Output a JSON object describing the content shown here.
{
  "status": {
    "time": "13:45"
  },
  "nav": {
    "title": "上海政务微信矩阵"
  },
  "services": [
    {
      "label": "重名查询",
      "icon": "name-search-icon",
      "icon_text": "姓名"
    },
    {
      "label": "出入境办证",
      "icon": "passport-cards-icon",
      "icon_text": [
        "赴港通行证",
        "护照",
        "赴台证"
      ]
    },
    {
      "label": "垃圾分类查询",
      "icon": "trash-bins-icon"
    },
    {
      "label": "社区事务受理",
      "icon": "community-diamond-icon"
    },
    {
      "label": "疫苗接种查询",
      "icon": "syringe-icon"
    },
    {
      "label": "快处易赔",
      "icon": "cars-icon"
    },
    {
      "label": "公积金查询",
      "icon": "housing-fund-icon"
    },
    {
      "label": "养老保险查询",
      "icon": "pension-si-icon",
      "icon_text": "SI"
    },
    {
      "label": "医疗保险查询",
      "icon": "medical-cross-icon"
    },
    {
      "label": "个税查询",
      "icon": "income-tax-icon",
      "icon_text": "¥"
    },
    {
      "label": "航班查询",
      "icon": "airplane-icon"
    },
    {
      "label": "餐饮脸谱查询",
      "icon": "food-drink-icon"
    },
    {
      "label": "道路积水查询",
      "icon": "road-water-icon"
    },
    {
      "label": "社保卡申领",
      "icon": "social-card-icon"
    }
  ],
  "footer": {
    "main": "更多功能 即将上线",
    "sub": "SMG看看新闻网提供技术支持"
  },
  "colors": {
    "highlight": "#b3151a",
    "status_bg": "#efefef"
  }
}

------------------------------------------------------------------------

_Direction_
Output each entry precisely as given.

_Solution to this task_
Output a JSON object describing the content shown here.
{
  "status": {
    "time": "13:45"
  },
  "nav": {
    "title": "上海政务微信矩阵"
  },
  "services": [
    {
      "label": "重名查询",
      "icon": "name-search-icon",
      "icon_text": "姓名"
    },
    {
      "label": "出入境办证",
      "icon": "passport-cards-icon",
      "icon_text": [
        "赴港通行证",
        "护照",
        "赴台证"
      ]
    },
    {
      "label": "垃圾分类查询",
      "icon": "trash-bins-icon"
    },
    {
      "label": "社区事务受理",
      "icon": "community-diamond-icon"
    },
    {
      "label": "疫苗接种查询",
      "icon": "syringe-icon"
    },
    {
      "label": "快处易赔",
      "icon": "cars-icon"
    },
    {
      "label": "公积金查询",
      "icon": "housing-fund-icon"
    },
    {
      "label": "养老保险查询",
      "icon": "pension-si-icon",
      "icon_text": "SI"
    },
    {
      "label": "医疗保险查询",
      "icon": "medical-cross-icon"
    },
    {
      "label": "个税查询",
      "icon": "income-tax-icon",
      "icon_text": "¥"
    },
    {
      "label": "航班查询",
      "icon": "airplane-icon"
    },
    {
      "label": "餐饮脸谱查询",
      "icon": "food-drink-icon"
    },
    {
      "label": "道路积水查询",
      "icon": "road-water-icon"
    },
    {
      "label": "社保卡申领",
      "icon": "social-card-icon"
    }
  ],
  "footer": {
    "main": "更多功能 即将上线",
    "sub": "SMG看看新闻网提供技术支持"
  },
  "colors": {
    "highlight": "#b3151a",
    "status_bg": "#efefef"
  }
}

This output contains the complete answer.